PROMPT
Where an entry holds an image, skip the image but reproduce the rest word for word.

LISTED ENTRIES
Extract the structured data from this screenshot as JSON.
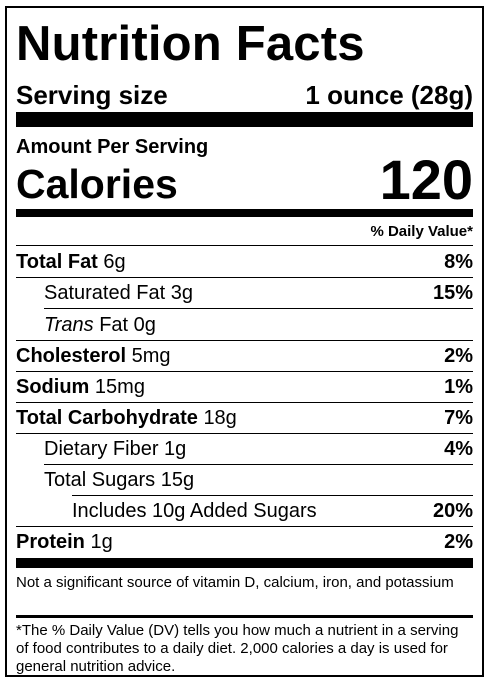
{
  "title": "Nutrition Facts",
  "serving": {
    "label": "Serving size",
    "value": "1 ounce (28g)"
  },
  "amount_per_serving": "Amount Per Serving",
  "calories": {
    "label": "Calories",
    "value": "120"
  },
  "daily_value_header": "% Daily Value*",
  "nutrients": [
    {
      "name": "Total Fat",
      "amount": "6g",
      "dv": "8%"
    },
    {
      "name": "Saturated Fat",
      "amount": "3g",
      "dv": "15%"
    },
    {
      "name_italic": "Trans",
      "name": "Fat",
      "amount": "0g",
      "dv": ""
    },
    {
      "name": "Cholesterol",
      "amount": "5mg",
      "dv": "2%"
    },
    {
      "name": "Sodium",
      "amount": "15mg",
      "dv": "1%"
    },
    {
      "name": "Total Carbohydrate",
      "amount": "18g",
      "dv": "7%"
    },
    {
      "name": "Dietary Fiber",
      "amount": "1g",
      "dv": "4%"
    },
    {
      "name": "Total Sugars",
      "amount": "15g",
      "dv": ""
    },
    {
      "name": "Includes 10g Added Sugars",
      "amount": "",
      "dv": "20%"
    },
    {
      "name": "Protein",
      "amount": "1g",
      "dv": "2%"
    }
  ],
  "footnote_vitamins": "Not a significant source of vitamin D, calcium, iron, and potassium",
  "footnote_dv": "The % Daily Value (DV) tells you how much a nutrient in a serving of food contributes to a daily diet. 2,000 calories a day is used for general nutrition advice.",
  "footnote_mark": "*"
}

SOLUTION TO THE EXERCISE
Extract the structured data from this screenshot as JSON.
{
  "title": "Nutrition Facts",
  "serving": {
    "label": "Serving size",
    "value": "1 ounce (28g)"
  },
  "amount_per_serving": "Amount Per Serving",
  "calories": {
    "label": "Calories",
    "value": "120"
  },
  "daily_value_header": "% Daily Value*",
  "nutrients": [
    {
      "name": "Total Fat",
      "amount": "6g",
      "dv": "8%"
    },
    {
      "name": "Saturated Fat",
      "amount": "3g",
      "dv": "15%"
    },
    {
      "name_italic": "Trans",
      "name": "Fat",
      "amount": "0g",
      "dv": ""
    },
    {
      "name": "Cholesterol",
      "amount": "5mg",
      "dv": "2%"
    },
    {
      "name": "Sodium",
      "amount": "15mg",
      "dv": "1%"
    },
    {
      "name": "Total Carbohydrate",
      "amount": "18g",
      "dv": "7%"
    },
    {
      "name": "Dietary Fiber",
      "amount": "1g",
      "dv": "4%"
    },
    {
      "name": "Total Sugars",
      "amount": "15g",
      "dv": ""
    },
    {
      "name": "Includes 10g Added Sugars",
      "amount": "",
      "dv": "20%"
    },
    {
      "name": "Protein",
      "amount": "1g",
      "dv": "2%"
    }
  ],
  "footnote_vitamins": "Not a significant source of vitamin D, calcium, iron, and potassium",
  "footnote_dv": "The % Daily Value (DV) tells you how much a nutrient in a serving of food contributes to a daily diet. 2,000 calories a day is used for general nutrition advice.",
  "footnote_mark": "*"
}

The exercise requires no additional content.